=== Excerpted data ===

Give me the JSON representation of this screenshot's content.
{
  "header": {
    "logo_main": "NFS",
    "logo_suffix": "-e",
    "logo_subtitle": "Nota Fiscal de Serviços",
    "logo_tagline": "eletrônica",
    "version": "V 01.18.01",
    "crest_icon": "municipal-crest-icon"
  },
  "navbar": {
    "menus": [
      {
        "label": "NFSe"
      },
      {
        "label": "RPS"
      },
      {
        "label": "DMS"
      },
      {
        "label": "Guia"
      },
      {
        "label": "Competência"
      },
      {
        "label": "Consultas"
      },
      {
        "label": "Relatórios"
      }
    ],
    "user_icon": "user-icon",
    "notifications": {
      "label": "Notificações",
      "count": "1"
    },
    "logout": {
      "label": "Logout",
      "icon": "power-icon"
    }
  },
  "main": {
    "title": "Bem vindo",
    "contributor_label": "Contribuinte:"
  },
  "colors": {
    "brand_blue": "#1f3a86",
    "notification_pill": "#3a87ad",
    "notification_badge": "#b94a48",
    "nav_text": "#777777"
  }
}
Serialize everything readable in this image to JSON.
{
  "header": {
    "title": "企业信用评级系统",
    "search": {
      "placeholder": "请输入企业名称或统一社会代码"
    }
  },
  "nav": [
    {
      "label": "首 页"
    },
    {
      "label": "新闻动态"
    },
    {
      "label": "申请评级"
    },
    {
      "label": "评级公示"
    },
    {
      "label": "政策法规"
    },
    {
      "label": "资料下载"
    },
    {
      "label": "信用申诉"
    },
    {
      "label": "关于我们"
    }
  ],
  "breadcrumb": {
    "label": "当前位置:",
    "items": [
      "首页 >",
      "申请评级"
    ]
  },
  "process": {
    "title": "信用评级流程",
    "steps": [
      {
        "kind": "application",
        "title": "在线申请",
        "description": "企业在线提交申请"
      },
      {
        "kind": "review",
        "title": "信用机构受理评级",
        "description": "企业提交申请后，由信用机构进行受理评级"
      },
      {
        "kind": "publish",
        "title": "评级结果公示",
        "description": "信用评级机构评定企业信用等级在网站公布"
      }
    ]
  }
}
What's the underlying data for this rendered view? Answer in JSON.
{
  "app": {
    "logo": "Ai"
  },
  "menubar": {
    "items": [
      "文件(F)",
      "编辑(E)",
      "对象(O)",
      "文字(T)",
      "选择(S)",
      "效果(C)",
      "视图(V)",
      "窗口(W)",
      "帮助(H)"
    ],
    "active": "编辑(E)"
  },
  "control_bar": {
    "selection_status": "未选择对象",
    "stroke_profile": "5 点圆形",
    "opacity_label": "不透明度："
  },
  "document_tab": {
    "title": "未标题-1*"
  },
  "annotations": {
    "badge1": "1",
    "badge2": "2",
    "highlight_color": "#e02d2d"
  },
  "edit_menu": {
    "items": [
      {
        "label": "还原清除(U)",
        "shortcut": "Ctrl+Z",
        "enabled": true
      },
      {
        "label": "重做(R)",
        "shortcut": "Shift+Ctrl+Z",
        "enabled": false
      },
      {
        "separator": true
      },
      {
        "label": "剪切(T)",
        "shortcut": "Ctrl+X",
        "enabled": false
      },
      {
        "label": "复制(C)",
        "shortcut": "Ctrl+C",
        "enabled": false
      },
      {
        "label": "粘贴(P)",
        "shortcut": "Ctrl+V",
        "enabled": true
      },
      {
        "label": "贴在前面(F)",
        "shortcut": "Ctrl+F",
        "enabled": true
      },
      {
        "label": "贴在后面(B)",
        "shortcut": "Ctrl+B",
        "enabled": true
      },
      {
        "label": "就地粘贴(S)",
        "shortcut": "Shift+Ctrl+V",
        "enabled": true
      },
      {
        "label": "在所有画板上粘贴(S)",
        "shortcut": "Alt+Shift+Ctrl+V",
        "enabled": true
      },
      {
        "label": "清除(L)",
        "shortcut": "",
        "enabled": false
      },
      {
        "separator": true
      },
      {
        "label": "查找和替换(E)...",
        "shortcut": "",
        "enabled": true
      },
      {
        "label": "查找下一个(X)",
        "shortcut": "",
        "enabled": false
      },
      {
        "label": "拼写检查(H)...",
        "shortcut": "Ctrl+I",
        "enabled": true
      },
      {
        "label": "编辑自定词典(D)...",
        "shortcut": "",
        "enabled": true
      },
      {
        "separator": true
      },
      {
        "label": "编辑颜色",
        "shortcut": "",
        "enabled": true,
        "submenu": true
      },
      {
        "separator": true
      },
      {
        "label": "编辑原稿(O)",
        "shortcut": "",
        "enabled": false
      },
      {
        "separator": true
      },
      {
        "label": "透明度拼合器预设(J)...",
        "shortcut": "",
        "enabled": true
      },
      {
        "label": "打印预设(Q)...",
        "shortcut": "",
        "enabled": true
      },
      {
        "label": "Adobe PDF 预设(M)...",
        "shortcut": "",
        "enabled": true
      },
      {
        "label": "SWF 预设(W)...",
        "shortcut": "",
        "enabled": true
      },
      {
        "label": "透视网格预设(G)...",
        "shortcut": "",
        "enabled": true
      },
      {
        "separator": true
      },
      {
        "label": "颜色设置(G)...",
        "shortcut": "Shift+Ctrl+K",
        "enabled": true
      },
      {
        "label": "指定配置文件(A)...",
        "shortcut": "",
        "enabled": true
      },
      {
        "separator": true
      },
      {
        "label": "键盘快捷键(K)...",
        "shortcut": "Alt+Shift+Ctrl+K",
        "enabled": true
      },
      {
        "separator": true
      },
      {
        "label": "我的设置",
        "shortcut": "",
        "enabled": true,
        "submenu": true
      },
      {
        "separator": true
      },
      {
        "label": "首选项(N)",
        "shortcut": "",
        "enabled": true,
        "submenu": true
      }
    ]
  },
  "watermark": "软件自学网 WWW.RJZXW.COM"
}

===

[Task to carry out]
Extract all lines as given.

[The result]
Give me the JSON representation of this screenshot's content.
{
  "header": {
    "logo_main": "NFS",
    "logo_suffix": "-e",
    "logo_subtitle": "Nota Fiscal de Serviços",
    "logo_tagline": "eletrônica",
    "version": "V 01.18.01",
    "crest_icon": "municipal-crest-icon"
  },
  "navbar": {
    "menus": [
      {
        "label": "NFSe"
      },
      {
        "label": "RPS"
      },
      {
        "label": "DMS"
      },
      {
        "label": "Guia"
      },
      {
        "label": "Competência"
      },
      {
        "label": "Consultas"
      },
      {
        "label": "Relatórios"
      }
    ],
    "user_icon": "user-icon",
    "notifications": {
      "label": "Notificações",
      "count": "1"
    },
    "logout": {
      "label": "Logout",
      "icon": "power-icon"
    }
  },
  "main": {
    "title": "Bem vindo",
    "contributor_label": "Contribuinte:"
  },
  "colors": {
    "brand_blue": "#1f3a86",
    "notification_pill": "#3a87ad",
    "notification_badge": "#b94a48",
    "nav_text": "#777777"
  }
}
Serialize everything readable in this image to JSON.
{
  "header": {
    "title": "企业信用评级系统",
    "search": {
      "placeholder": "请输入企业名称或统一社会代码"
    }
  },
  "nav": [
    {
      "label": "首 页"
    },
    {
      "label": "新闻动态"
    },
    {
      "label": "申请评级"
    },
    {
      "label": "评级公示"
    },
    {
      "label": "政策法规"
    },
    {
      "label": "资料下载"
    },
    {
      "label": "信用申诉"
    },
    {
      "label": "关于我们"
    }
  ],
  "breadcrumb": {
    "label": "当前位置:",
    "items": [
      "首页 >",
      "申请评级"
    ]
  },
  "process": {
    "title": "信用评级流程",
    "steps": [
      {
        "kind": "application",
        "title": "在线申请",
        "description": "企业在线提交申请"
      },
      {
        "kind": "review",
        "title": "信用机构受理评级",
        "description": "企业提交申请后，由信用机构进行受理评级"
      },
      {
        "kind": "publish",
        "title": "评级结果公示",
        "description": "信用评级机构评定企业信用等级在网站公布"
      }
    ]
  }
}
What's the underlying data for this rendered view? Answer in JSON.
{
  "app": {
    "logo": "Ai"
  },
  "menubar": {
    "items": [
      "文件(F)",
      "编辑(E)",
      "对象(O)",
      "文字(T)",
      "选择(S)",
      "效果(C)",
      "视图(V)",
      "窗口(W)",
      "帮助(H)"
    ],
    "active": "编辑(E)"
  },
  "control_bar": {
    "selection_status": "未选择对象",
    "stroke_profile": "5 点圆形",
    "opacity_label": "不透明度："
  },
  "document_tab": {
    "title": "未标题-1*"
  },
  "annotations": {
    "badge1": "1",
    "badge2": "2",
    "highlight_color": "#e02d2d"
  },
  "edit_menu": {
    "items": [
      {
        "label": "还原清除(U)",
        "shortcut": "Ctrl+Z",
        "enabled": true
      },
      {
        "label": "重做(R)",
        "shortcut": "Shift+Ctrl+Z",
        "enabled": false
      },
      {
        "separator": true
      },
      {
        "label": "剪切(T)",
        "shortcut": "Ctrl+X",
        "enabled": false
      },
      {
        "label": "复制(C)",
        "shortcut": "Ctrl+C",
        "enabled": false
      },
      {
        "label": "粘贴(P)",
        "shortcut": "Ctrl+V",
        "enabled": true
      },
      {
        "label": "贴在前面(F)",
        "shortcut": "Ctrl+F",
        "enabled": true
      },
      {
        "label": "贴在后面(B)",
        "shortcut": "Ctrl+B",
        "enabled": true
      },
      {
        "label": "就地粘贴(S)",
        "shortcut": "Shift+Ctrl+V",
        "enabled": true
      },
      {
        "label": "在所有画板上粘贴(S)",
        "shortcut": "Alt+Shift+Ctrl+V",
        "enabled": true
      },
      {
        "label": "清除(L)",
        "shortcut": "",
        "enabled": false
      },
      {
        "separator": true
      },
      {
        "label": "查找和替换(E)...",
        "shortcut": "",
        "enabled": true
      },
      {
        "label": "查找下一个(X)",
        "shortcut": "",
        "enabled": false
      },
      {
        "label": "拼写检查(H)...",
        "shortcut": "Ctrl+I",
        "enabled": true
      },
      {
        "label": "编辑自定词典(D)...",
        "shortcut": "",
        "enabled": true
      },
      {
        "separator": true
      },
      {
        "label": "编辑颜色",
        "shortcut": "",
        "enabled": true,
        "submenu": true
      },
      {
        "separator": true
      },
      {
        "label": "编辑原稿(O)",
        "shortcut": "",
        "enabled": false
      },
      {
        "separator": true
      },
      {
        "label": "透明度拼合器预设(J)...",
        "shortcut": "",
        "enabled": true
      },
      {
        "label": "打印预设(Q)...",
        "shortcut": "",
        "enabled": true
      },
      {
        "label": "Adobe PDF 预设(M)...",
        "shortcut": "",
        "enabled": true
      },
      {
        "label": "SWF 预设(W)...",
        "shortcut": "",
        "enabled": true
      },
      {
        "label": "透视网格预设(G)...",
        "shortcut": "",
        "enabled": true
      },
      {
        "separator": true
      },
      {
        "label": "颜色设置(G)...",
        "shortcut": "Shift+Ctrl+K",
        "enabled": true
      },
      {
        "label": "指定配置文件(A)...",
        "shortcut": "",
        "enabled": true
      },
      {
        "separator": true
      },
      {
        "label": "键盘快捷键(K)...",
        "shortcut": "Alt+Shift+Ctrl+K",
        "enabled": true
      },
      {
        "separator": true
      },
      {
        "label": "我的设置",
        "shortcut": "",
        "enabled": true,
        "submenu": true
      },
      {
        "separator": true
      },
      {
        "label": "首选项(N)",
        "shortcut": "",
        "enabled": true,
        "submenu": true
      }
    ]
  },
  "watermark": "软件自学网 WWW.RJZXW.COM"
}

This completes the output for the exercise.